- **OBJECTIVE**:
In your copy, leave out the pictures and repeat the entries below exactly.

- **GIVEN DATA**:
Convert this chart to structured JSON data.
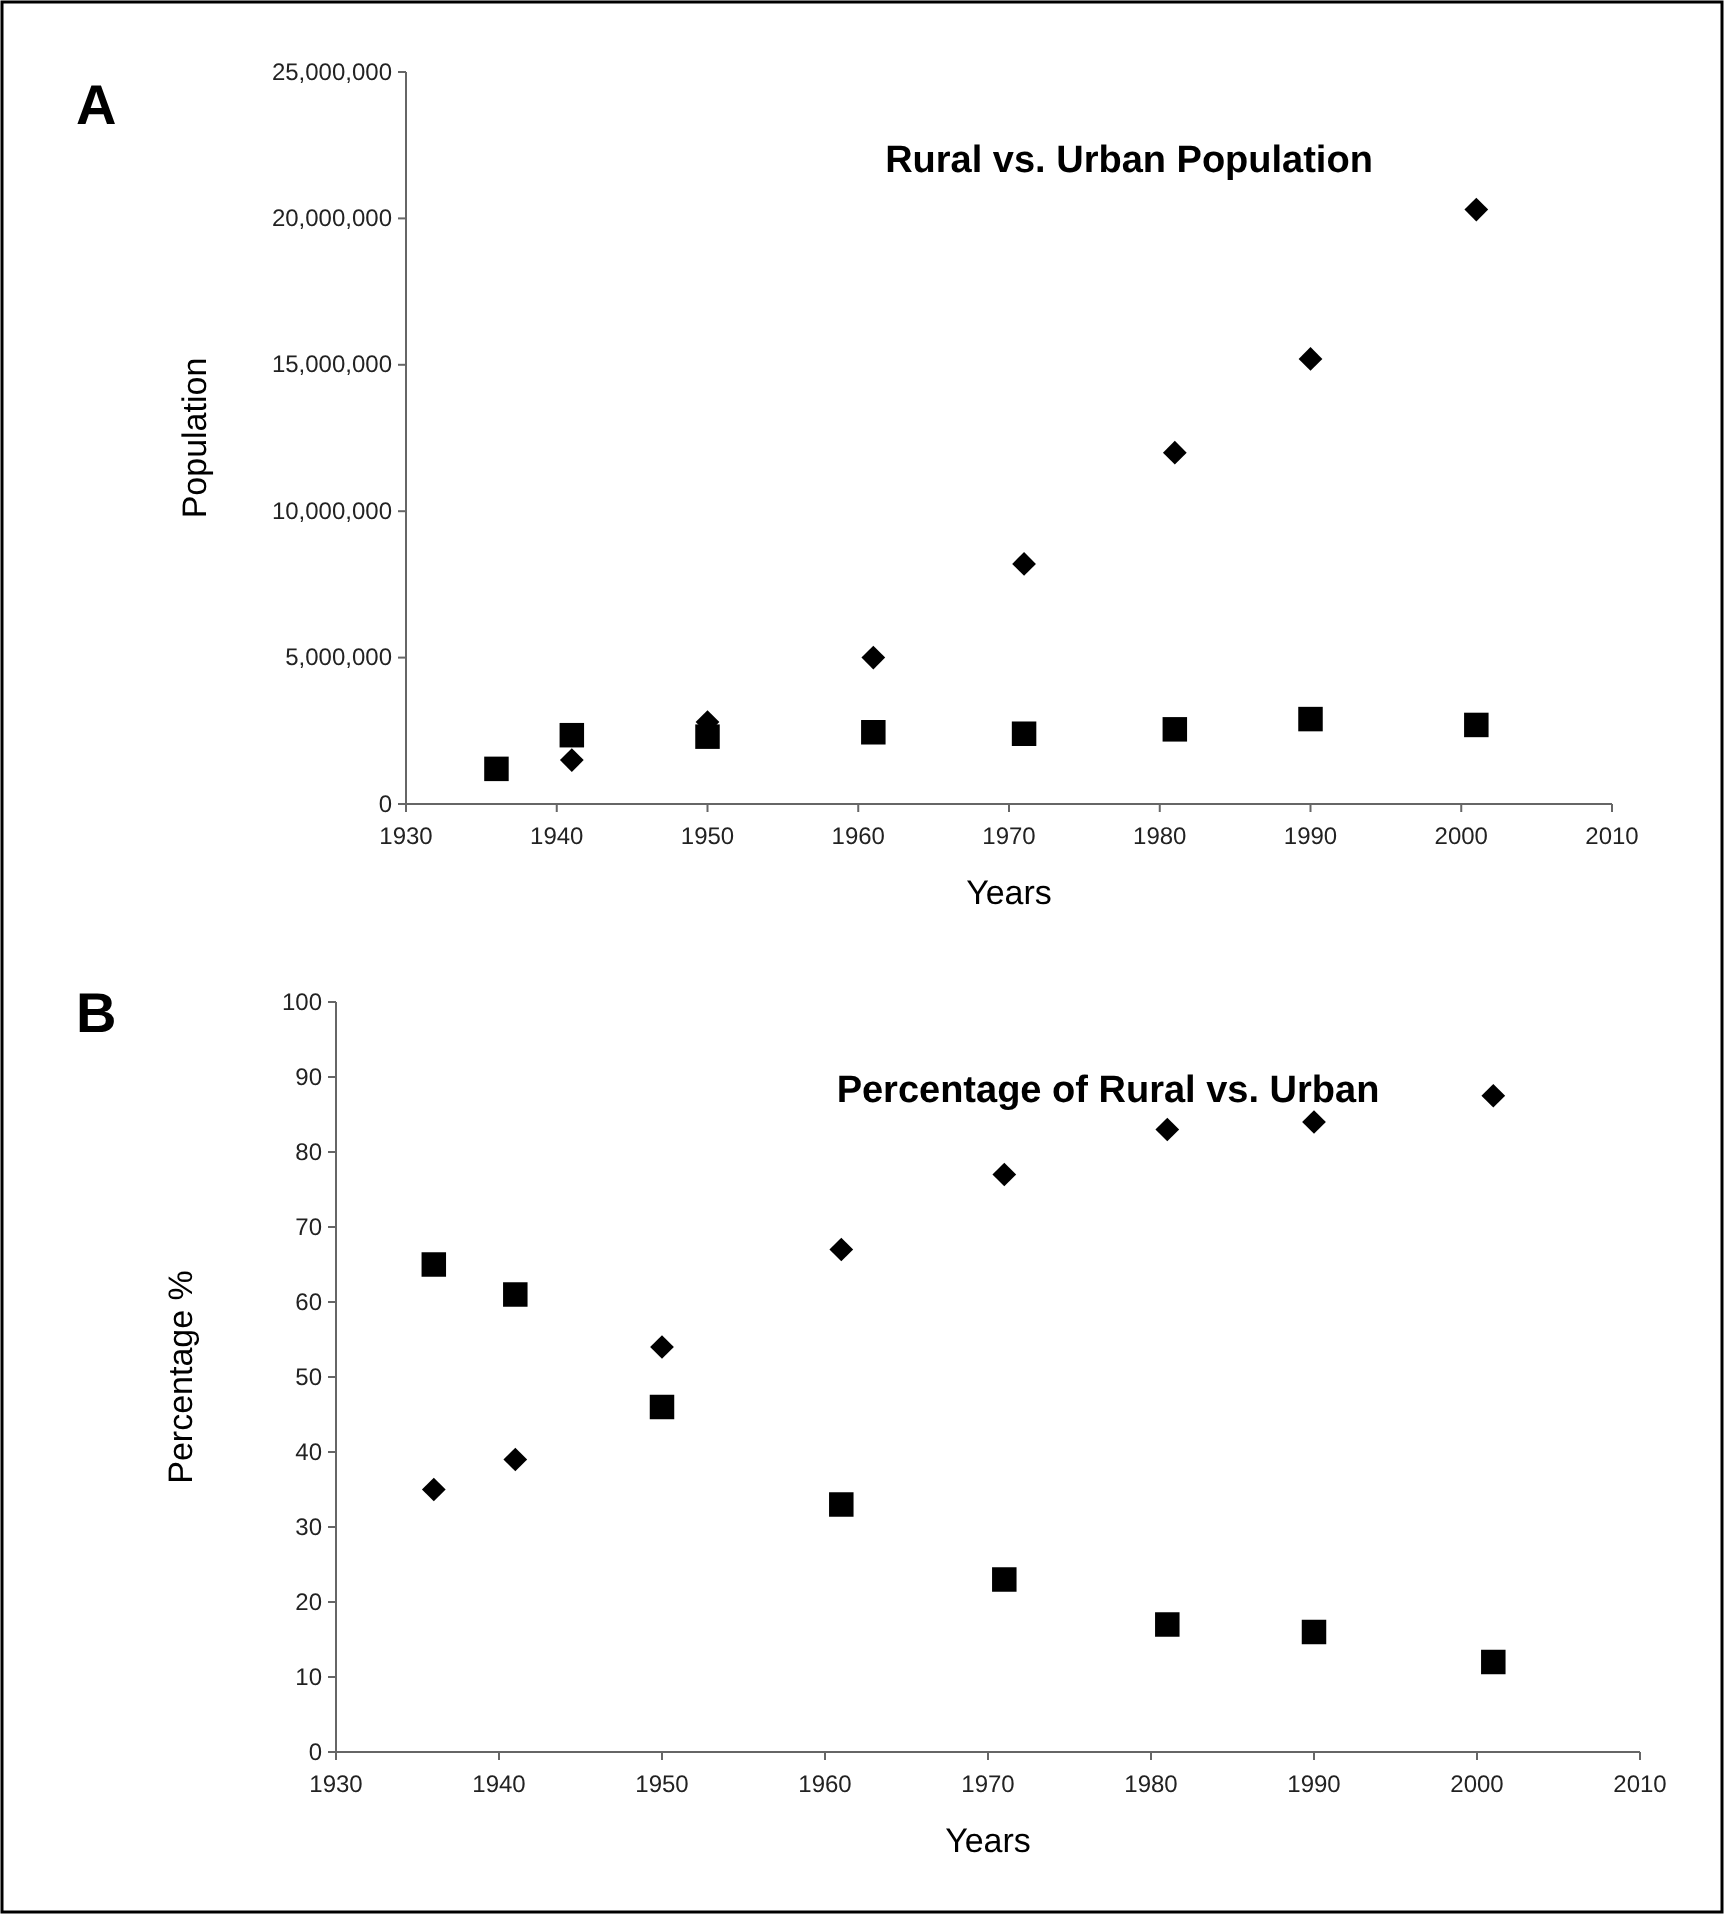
{
  "chart_data": [
    {
      "type": "scatter",
      "title": "Rural vs. Urban Population",
      "xlabel": "Years",
      "ylabel": "Population",
      "annotations": [
        "A"
      ],
      "xlim": [
        1930,
        2010
      ],
      "xticks": [
        1930,
        1940,
        1950,
        1960,
        1970,
        1980,
        1990,
        2000,
        2010
      ],
      "ylim": [
        0,
        25000000
      ],
      "yticks": [
        {
          "value": 0,
          "label": "0"
        },
        {
          "value": 5000000,
          "label": "5,000,000"
        },
        {
          "value": 10000000,
          "label": "10,000,000"
        },
        {
          "value": 15000000,
          "label": "15,000,000"
        },
        {
          "value": 20000000,
          "label": "20,000,000"
        },
        {
          "value": 25000000,
          "label": "25,000,000"
        }
      ],
      "grid": false,
      "series": [
        {
          "color": "#000000",
          "marker": "diamond",
          "x": [
            1941,
            1950,
            1961,
            1971,
            1981,
            1990,
            2001
          ],
          "values": [
            1500000,
            2800000,
            5000000,
            8200000,
            12000000,
            15200000,
            20300000
          ]
        },
        {
          "color": "#000000",
          "marker": "square",
          "x": [
            1936,
            1941,
            1950,
            1961,
            1971,
            1981,
            1990,
            2001
          ],
          "values": [
            1200000,
            2350000,
            2300000,
            2450000,
            2400000,
            2550000,
            2900000,
            2700000
          ]
        }
      ]
    },
    {
      "type": "scatter",
      "title": "Percentage of Rural vs. Urban",
      "xlabel": "Years",
      "ylabel": "Percentage %",
      "annotations": [
        "B"
      ],
      "xlim": [
        1930,
        2010
      ],
      "xticks": [
        1930,
        1940,
        1950,
        1960,
        1970,
        1980,
        1990,
        2000,
        2010
      ],
      "ylim": [
        0,
        100
      ],
      "yticks": [
        0,
        10,
        20,
        30,
        40,
        50,
        60,
        70,
        80,
        90,
        100
      ],
      "grid": false,
      "series": [
        {
          "color": "#000000",
          "marker": "diamond",
          "x": [
            1936,
            1941,
            1950,
            1961,
            1971,
            1981,
            1990,
            2001
          ],
          "values": [
            35,
            39,
            54,
            67,
            77,
            83,
            84,
            87.5
          ]
        },
        {
          "color": "#000000",
          "marker": "square",
          "x": [
            1936,
            1941,
            1950,
            1961,
            1971,
            1981,
            1990,
            2001
          ],
          "values": [
            65,
            61,
            46,
            33,
            23,
            17,
            16,
            12
          ]
        }
      ]
    }
  ]
}
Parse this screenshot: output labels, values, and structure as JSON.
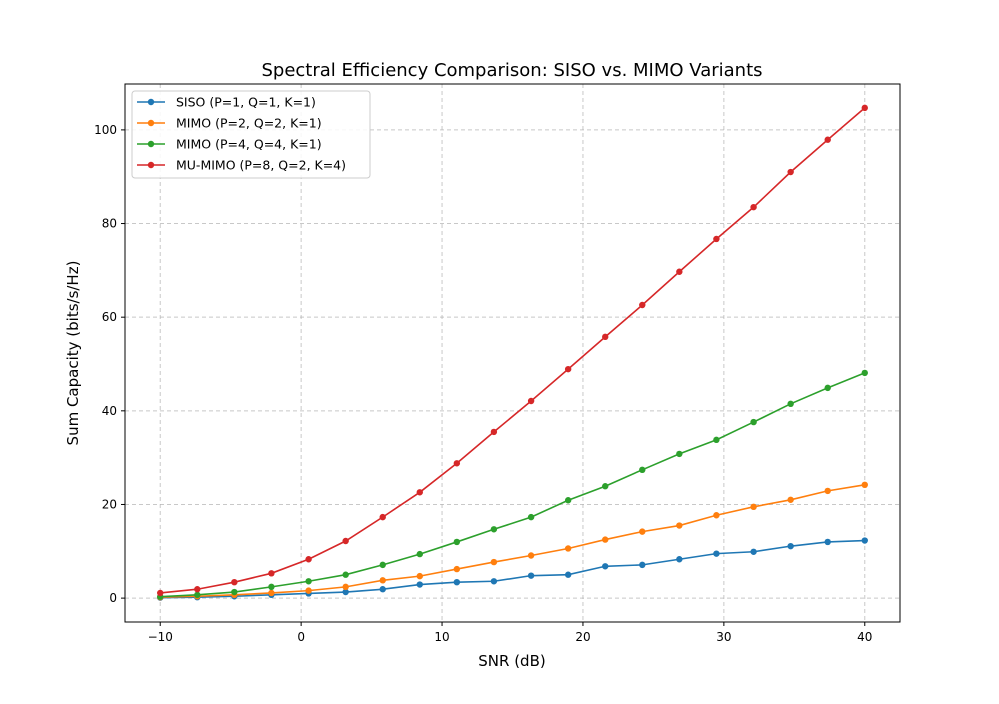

- **FULL OUTPUT**:
Convert this chart to structured JSON data.
{
  "chart_data": [
    {
      "type": "scatter",
      "title": "Rural vs. Urban Population",
      "xlabel": "Years",
      "ylabel": "Population",
      "annotations": [
        "A"
      ],
      "xlim": [
        1930,
        2010
      ],
      "xticks": [
        1930,
        1940,
        1950,
        1960,
        1970,
        1980,
        1990,
        2000,
        2010
      ],
      "ylim": [
        0,
        25000000
      ],
      "yticks": [
        {
          "value": 0,
          "label": "0"
        },
        {
          "value": 5000000,
          "label": "5,000,000"
        },
        {
          "value": 10000000,
          "label": "10,000,000"
        },
        {
          "value": 15000000,
          "label": "15,000,000"
        },
        {
          "value": 20000000,
          "label": "20,000,000"
        },
        {
          "value": 25000000,
          "label": "25,000,000"
        }
      ],
      "grid": false,
      "series": [
        {
          "color": "#000000",
          "marker": "diamond",
          "x": [
            1941,
            1950,
            1961,
            1971,
            1981,
            1990,
            2001
          ],
          "values": [
            1500000,
            2800000,
            5000000,
            8200000,
            12000000,
            15200000,
            20300000
          ]
        },
        {
          "color": "#000000",
          "marker": "square",
          "x": [
            1936,
            1941,
            1950,
            1961,
            1971,
            1981,
            1990,
            2001
          ],
          "values": [
            1200000,
            2350000,
            2300000,
            2450000,
            2400000,
            2550000,
            2900000,
            2700000
          ]
        }
      ]
    },
    {
      "type": "scatter",
      "title": "Percentage of Rural vs. Urban",
      "xlabel": "Years",
      "ylabel": "Percentage %",
      "annotations": [
        "B"
      ],
      "xlim": [
        1930,
        2010
      ],
      "xticks": [
        1930,
        1940,
        1950,
        1960,
        1970,
        1980,
        1990,
        2000,
        2010
      ],
      "ylim": [
        0,
        100
      ],
      "yticks": [
        0,
        10,
        20,
        30,
        40,
        50,
        60,
        70,
        80,
        90,
        100
      ],
      "grid": false,
      "series": [
        {
          "color": "#000000",
          "marker": "diamond",
          "x": [
            1936,
            1941,
            1950,
            1961,
            1971,
            1981,
            1990,
            2001
          ],
          "values": [
            35,
            39,
            54,
            67,
            77,
            83,
            84,
            87.5
          ]
        },
        {
          "color": "#000000",
          "marker": "square",
          "x": [
            1936,
            1941,
            1950,
            1961,
            1971,
            1981,
            1990,
            2001
          ],
          "values": [
            65,
            61,
            46,
            33,
            23,
            17,
            16,
            12
          ]
        }
      ]
    }
  ]
}
Parse this screenshot: output labels, values, and structure as JSON.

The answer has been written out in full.